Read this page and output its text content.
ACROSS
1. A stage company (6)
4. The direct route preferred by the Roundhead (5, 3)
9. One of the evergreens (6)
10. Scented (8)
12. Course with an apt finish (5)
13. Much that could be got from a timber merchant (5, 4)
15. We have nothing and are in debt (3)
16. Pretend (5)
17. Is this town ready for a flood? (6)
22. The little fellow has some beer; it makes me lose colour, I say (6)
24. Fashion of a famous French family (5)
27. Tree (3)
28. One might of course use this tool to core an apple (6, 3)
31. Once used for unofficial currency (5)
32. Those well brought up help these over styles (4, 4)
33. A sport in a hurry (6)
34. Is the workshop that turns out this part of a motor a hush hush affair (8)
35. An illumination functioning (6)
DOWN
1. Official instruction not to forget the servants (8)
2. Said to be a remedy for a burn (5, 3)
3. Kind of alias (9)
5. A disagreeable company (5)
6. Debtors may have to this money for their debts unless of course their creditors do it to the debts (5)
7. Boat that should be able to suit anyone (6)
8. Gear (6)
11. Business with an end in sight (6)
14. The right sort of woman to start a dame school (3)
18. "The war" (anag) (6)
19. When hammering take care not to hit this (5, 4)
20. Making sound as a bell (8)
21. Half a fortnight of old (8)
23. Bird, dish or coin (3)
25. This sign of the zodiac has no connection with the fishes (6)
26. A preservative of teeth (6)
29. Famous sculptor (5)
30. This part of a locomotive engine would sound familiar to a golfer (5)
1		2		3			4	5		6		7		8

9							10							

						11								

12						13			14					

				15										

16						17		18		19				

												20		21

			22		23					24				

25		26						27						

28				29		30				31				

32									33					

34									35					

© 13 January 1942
########
Set exercise: State, as a bare number, how many lines of the listing hold the word "have".

Written response: 2